:: Entries supplied ::
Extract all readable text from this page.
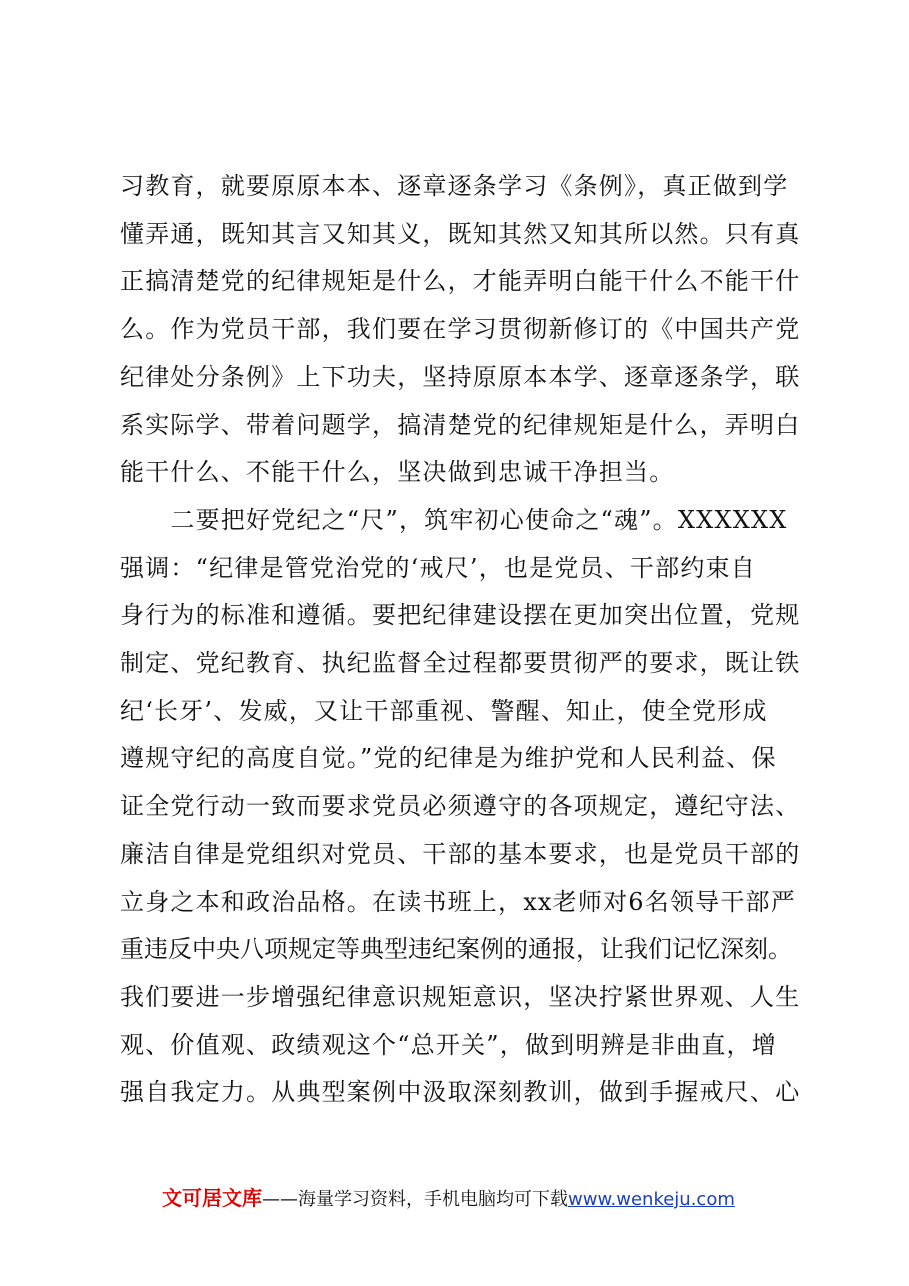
习教育，就要原原本本、逐章逐条学习《条例》，真正做到学
懂弄通，既知其言又知其义，既知其然又知其所以然。只有真
正搞清楚党的纪律规矩是什么，才能弄明白能干什么不能干什
么。作为党员干部，我们要在学习贯彻新修订的《中国共产党
纪律处分条例》上下功夫，坚持原原本本学、逐章逐条学，联
系实际学、带着问题学，搞清楚党的纪律规矩是什么，弄明白
能干什么、不能干什么，坚决做到忠诚干净担当。
　　二要把好党纪之“尺”，筑牢初心使命之“魂”。XXXXXX
强调：“纪律是管党治党的‘戒尺’，也是党员、干部约束自
身行为的标准和遵循。要把纪律建设摆在更加突出位置，党规
制定、党纪教育、执纪监督全过程都要贯彻严的要求，既让铁
纪‘长牙’、发威，又让干部重视、警醒、知止，使全党形成
遵规守纪的高度自觉。”党的纪律是为维护党和人民利益、保
证全党行动一致而要求党员必须遵守的各项规定，遵纪守法、
廉洁自律是党组织对党员、干部的基本要求，也是党员干部的
立身之本和政治品格。在读书班上，xx老师对6名领导干部严
重违反中央八项规定等典型违纪案例的通报，让我们记忆深刻。
我们要进一步增强纪律意识规矩意识，坚决拧紧世界观、人生
观、价值观、政绩观这个“总开关”，做到明辨是非曲直，增
强自我定力。从典型案例中汲取深刻教训，做到手握戒尺、心
文可居文库——海量学习资料，手机电脑均可下载www.wenkeju.com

:: Problem description ::
Copy every record above exactly as written, but leave out the pictures.

:: Written solution ::
Extract all readable text from this page.
习教育，就要原原本本、逐章逐条学习《条例》，真正做到学
懂弄通，既知其言又知其义，既知其然又知其所以然。只有真
正搞清楚党的纪律规矩是什么，才能弄明白能干什么不能干什
么。作为党员干部，我们要在学习贯彻新修订的《中国共产党
纪律处分条例》上下功夫，坚持原原本本学、逐章逐条学，联
系实际学、带着问题学，搞清楚党的纪律规矩是什么，弄明白
能干什么、不能干什么，坚决做到忠诚干净担当。
　　二要把好党纪之“尺”，筑牢初心使命之“魂”。XXXXXX
强调：“纪律是管党治党的‘戒尺’，也是党员、干部约束自
身行为的标准和遵循。要把纪律建设摆在更加突出位置，党规
制定、党纪教育、执纪监督全过程都要贯彻严的要求，既让铁
纪‘长牙’、发威，又让干部重视、警醒、知止，使全党形成
遵规守纪的高度自觉。”党的纪律是为维护党和人民利益、保
证全党行动一致而要求党员必须遵守的各项规定，遵纪守法、
廉洁自律是党组织对党员、干部的基本要求，也是党员干部的
立身之本和政治品格。在读书班上，xx老师对6名领导干部严
重违反中央八项规定等典型违纪案例的通报，让我们记忆深刻。
我们要进一步增强纪律意识规矩意识，坚决拧紧世界观、人生
观、价值观、政绩观这个“总开关”，做到明辨是非曲直，增
强自我定力。从典型案例中汲取深刻教训，做到手握戒尺、心
文可居文库——海量学习资料，手机电脑均可下载www.wenkeju.com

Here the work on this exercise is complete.